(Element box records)
>> Start

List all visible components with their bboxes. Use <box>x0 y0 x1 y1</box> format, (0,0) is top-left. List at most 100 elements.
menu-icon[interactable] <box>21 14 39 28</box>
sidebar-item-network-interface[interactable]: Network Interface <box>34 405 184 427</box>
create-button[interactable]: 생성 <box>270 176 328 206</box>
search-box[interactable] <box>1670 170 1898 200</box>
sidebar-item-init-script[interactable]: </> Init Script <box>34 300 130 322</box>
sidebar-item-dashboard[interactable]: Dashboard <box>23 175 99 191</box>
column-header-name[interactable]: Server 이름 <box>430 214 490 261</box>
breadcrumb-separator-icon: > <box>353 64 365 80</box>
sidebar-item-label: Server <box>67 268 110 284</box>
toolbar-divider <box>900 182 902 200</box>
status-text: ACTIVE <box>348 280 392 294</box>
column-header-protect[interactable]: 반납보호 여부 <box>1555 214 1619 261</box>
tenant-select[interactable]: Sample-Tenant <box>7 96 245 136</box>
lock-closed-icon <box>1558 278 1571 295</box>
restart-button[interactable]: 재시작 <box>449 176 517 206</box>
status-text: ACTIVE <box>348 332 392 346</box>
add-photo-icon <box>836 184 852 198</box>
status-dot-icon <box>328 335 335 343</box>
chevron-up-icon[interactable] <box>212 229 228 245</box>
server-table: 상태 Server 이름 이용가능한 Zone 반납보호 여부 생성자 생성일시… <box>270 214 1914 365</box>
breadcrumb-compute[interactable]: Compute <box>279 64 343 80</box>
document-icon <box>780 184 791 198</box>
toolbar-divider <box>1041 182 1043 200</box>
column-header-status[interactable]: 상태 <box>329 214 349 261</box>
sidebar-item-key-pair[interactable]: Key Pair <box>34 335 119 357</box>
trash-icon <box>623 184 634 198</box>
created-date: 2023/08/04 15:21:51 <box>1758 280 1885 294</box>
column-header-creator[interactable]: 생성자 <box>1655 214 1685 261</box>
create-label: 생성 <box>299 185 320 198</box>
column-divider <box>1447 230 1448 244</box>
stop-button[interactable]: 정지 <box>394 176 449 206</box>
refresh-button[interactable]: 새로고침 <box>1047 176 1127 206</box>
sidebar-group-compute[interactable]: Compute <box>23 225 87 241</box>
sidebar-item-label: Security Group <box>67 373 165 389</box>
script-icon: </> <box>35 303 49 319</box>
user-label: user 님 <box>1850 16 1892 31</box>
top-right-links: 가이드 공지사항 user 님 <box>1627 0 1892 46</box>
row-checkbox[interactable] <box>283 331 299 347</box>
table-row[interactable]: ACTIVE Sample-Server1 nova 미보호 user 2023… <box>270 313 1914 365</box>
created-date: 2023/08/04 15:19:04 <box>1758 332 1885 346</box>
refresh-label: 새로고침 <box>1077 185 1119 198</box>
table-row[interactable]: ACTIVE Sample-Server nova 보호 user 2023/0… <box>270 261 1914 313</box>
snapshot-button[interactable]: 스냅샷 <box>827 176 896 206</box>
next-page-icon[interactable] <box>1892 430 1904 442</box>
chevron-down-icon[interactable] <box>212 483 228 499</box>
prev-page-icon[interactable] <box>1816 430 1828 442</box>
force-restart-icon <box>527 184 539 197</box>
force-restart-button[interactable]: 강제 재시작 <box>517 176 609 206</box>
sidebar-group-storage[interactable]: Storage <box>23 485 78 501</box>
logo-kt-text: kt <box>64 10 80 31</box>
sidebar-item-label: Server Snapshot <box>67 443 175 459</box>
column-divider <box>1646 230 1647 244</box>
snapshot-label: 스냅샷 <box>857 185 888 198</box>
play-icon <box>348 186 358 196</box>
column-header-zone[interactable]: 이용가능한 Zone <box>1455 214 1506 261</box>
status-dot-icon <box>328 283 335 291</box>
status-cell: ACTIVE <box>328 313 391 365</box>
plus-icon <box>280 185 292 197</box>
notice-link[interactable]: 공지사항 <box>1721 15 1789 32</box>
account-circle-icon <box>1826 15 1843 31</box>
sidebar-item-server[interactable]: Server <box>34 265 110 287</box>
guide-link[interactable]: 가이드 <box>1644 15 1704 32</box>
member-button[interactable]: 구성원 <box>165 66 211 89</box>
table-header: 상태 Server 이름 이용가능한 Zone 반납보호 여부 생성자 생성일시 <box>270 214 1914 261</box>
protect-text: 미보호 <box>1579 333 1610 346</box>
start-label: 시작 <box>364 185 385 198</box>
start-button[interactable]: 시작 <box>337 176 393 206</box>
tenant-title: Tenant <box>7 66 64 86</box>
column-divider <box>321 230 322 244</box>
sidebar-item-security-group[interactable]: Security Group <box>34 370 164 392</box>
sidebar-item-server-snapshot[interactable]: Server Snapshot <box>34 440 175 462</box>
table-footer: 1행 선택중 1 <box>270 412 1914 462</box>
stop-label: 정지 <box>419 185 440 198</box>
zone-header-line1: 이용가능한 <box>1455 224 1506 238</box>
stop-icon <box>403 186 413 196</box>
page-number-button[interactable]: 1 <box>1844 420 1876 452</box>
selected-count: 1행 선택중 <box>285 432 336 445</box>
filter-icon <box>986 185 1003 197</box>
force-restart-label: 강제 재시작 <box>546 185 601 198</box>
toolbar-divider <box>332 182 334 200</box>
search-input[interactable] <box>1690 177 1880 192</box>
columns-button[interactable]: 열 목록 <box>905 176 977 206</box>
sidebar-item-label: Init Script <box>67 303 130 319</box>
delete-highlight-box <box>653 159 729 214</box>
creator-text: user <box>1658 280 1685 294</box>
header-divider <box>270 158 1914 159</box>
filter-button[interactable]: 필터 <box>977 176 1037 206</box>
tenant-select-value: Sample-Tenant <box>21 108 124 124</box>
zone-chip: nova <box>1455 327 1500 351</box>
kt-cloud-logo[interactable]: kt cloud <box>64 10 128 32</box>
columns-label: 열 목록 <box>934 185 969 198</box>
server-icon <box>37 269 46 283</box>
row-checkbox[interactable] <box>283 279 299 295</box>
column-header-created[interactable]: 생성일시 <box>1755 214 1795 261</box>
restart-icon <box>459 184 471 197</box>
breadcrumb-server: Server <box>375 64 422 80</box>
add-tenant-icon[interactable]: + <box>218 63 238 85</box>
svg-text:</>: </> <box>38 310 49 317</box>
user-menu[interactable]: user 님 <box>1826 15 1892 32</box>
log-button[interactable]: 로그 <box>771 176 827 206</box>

>> End

→ INSTRUCTION
Rewrite the material with "toolbar-divider" switched to "toolbar-separator" everywhere it occurs, leaving every other part unchanged.

→ RESULT OF THE EXERCISE
List all visible components with their bboxes. Use <box>x0 y0 x1 y1</box> format, (0,0) is top-left. List at most 100 elements.
menu-icon[interactable] <box>21 14 39 28</box>
sidebar-item-network-interface[interactable]: Network Interface <box>34 405 184 427</box>
create-button[interactable]: 생성 <box>270 176 328 206</box>
search-box[interactable] <box>1670 170 1898 200</box>
sidebar-item-init-script[interactable]: </> Init Script <box>34 300 130 322</box>
sidebar-item-dashboard[interactable]: Dashboard <box>23 175 99 191</box>
column-header-name[interactable]: Server 이름 <box>430 214 490 261</box>
breadcrumb-separator-icon: > <box>353 64 365 80</box>
sidebar-item-label: Server <box>67 268 110 284</box>
toolbar-separator <box>900 182 902 200</box>
status-text: ACTIVE <box>348 280 392 294</box>
column-header-protect[interactable]: 반납보호 여부 <box>1555 214 1619 261</box>
tenant-select[interactable]: Sample-Tenant <box>7 96 245 136</box>
lock-closed-icon <box>1558 278 1571 295</box>
restart-button[interactable]: 재시작 <box>449 176 517 206</box>
status-text: ACTIVE <box>348 332 392 346</box>
add-photo-icon <box>836 184 852 198</box>
status-dot-icon <box>328 335 335 343</box>
chevron-up-icon[interactable] <box>212 229 228 245</box>
server-table: 상태 Server 이름 이용가능한 Zone 반납보호 여부 생성자 생성일시… <box>270 214 1914 365</box>
breadcrumb-compute[interactable]: Compute <box>279 64 343 80</box>
document-icon <box>780 184 791 198</box>
toolbar-separator <box>1041 182 1043 200</box>
column-header-status[interactable]: 상태 <box>329 214 349 261</box>
sidebar-item-key-pair[interactable]: Key Pair <box>34 335 119 357</box>
trash-icon <box>623 184 634 198</box>
created-date: 2023/08/04 15:21:51 <box>1758 280 1885 294</box>
column-header-creator[interactable]: 생성자 <box>1655 214 1685 261</box>
create-label: 생성 <box>299 185 320 198</box>
column-divider <box>1447 230 1448 244</box>
stop-button[interactable]: 정지 <box>394 176 449 206</box>
refresh-button[interactable]: 새로고침 <box>1047 176 1127 206</box>
sidebar-group-compute[interactable]: Compute <box>23 225 87 241</box>
sidebar-item-label: Security Group <box>67 373 165 389</box>
script-icon: </> <box>35 303 49 319</box>
user-label: user 님 <box>1850 16 1892 31</box>
top-right-links: 가이드 공지사항 user 님 <box>1627 0 1892 46</box>
row-checkbox[interactable] <box>283 331 299 347</box>
table-row[interactable]: ACTIVE Sample-Server1 nova 미보호 user 2023… <box>270 313 1914 365</box>
created-date: 2023/08/04 15:19:04 <box>1758 332 1885 346</box>
refresh-label: 새로고침 <box>1077 185 1119 198</box>
table-row[interactable]: ACTIVE Sample-Server nova 보호 user 2023/0… <box>270 261 1914 313</box>
snapshot-button[interactable]: 스냅샷 <box>827 176 896 206</box>
next-page-icon[interactable] <box>1892 430 1904 442</box>
chevron-down-icon[interactable] <box>212 483 228 499</box>
prev-page-icon[interactable] <box>1816 430 1828 442</box>
force-restart-icon <box>527 184 539 197</box>
force-restart-button[interactable]: 강제 재시작 <box>517 176 609 206</box>
sidebar-group-storage[interactable]: Storage <box>23 485 78 501</box>
logo-kt-text: kt <box>64 10 80 31</box>
sidebar-item-label: Server Snapshot <box>67 443 175 459</box>
column-divider <box>1646 230 1647 244</box>
snapshot-label: 스냅샷 <box>857 185 888 198</box>
play-icon <box>348 186 358 196</box>
column-header-zone[interactable]: 이용가능한 Zone <box>1455 214 1506 261</box>
status-dot-icon <box>328 283 335 291</box>
status-cell: ACTIVE <box>328 313 391 365</box>
plus-icon <box>280 185 292 197</box>
notice-link[interactable]: 공지사항 <box>1721 15 1789 32</box>
account-circle-icon <box>1826 15 1843 31</box>
sidebar-item-server[interactable]: Server <box>34 265 110 287</box>
guide-link[interactable]: 가이드 <box>1644 15 1704 32</box>
member-button[interactable]: 구성원 <box>165 66 211 89</box>
table-header: 상태 Server 이름 이용가능한 Zone 반납보호 여부 생성자 생성일시 <box>270 214 1914 261</box>
protect-text: 미보호 <box>1579 333 1610 346</box>
start-label: 시작 <box>364 185 385 198</box>
start-button[interactable]: 시작 <box>337 176 393 206</box>
tenant-title: Tenant <box>7 66 64 86</box>
column-divider <box>321 230 322 244</box>
sidebar-item-security-group[interactable]: Security Group <box>34 370 164 392</box>
sidebar-item-server-snapshot[interactable]: Server Snapshot <box>34 440 175 462</box>
table-footer: 1행 선택중 1 <box>270 412 1914 462</box>
stop-label: 정지 <box>419 185 440 198</box>
zone-header-line1: 이용가능한 <box>1455 224 1506 238</box>
stop-icon <box>403 186 413 196</box>
page-number-button[interactable]: 1 <box>1844 420 1876 452</box>
selected-count: 1행 선택중 <box>285 432 336 445</box>
filter-icon <box>986 185 1003 197</box>
force-restart-label: 강제 재시작 <box>546 185 601 198</box>
toolbar-separator <box>332 182 334 200</box>
search-input[interactable] <box>1690 177 1880 192</box>
columns-button[interactable]: 열 목록 <box>905 176 977 206</box>
sidebar-item-label: Init Script <box>67 303 130 319</box>
delete-highlight-box <box>653 159 729 214</box>
creator-text: user <box>1658 280 1685 294</box>
header-divider <box>270 158 1914 159</box>
filter-button[interactable]: 필터 <box>977 176 1037 206</box>
tenant-select-value: Sample-Tenant <box>21 108 124 124</box>
zone-chip: nova <box>1455 327 1500 351</box>
kt-cloud-logo[interactable]: kt cloud <box>64 10 128 32</box>
columns-label: 열 목록 <box>934 185 969 198</box>
server-icon <box>37 269 46 283</box>
row-checkbox[interactable] <box>283 279 299 295</box>
column-header-created[interactable]: 생성일시 <box>1755 214 1795 261</box>
restart-icon <box>459 184 471 197</box>
breadcrumb-server: Server <box>375 64 422 80</box>
add-tenant-icon[interactable]: + <box>218 63 238 85</box>
svg-text:</>: </> <box>38 310 49 317</box>
user-menu[interactable]: user 님 <box>1826 15 1892 32</box>
log-button[interactable]: 로그 <box>771 176 827 206</box>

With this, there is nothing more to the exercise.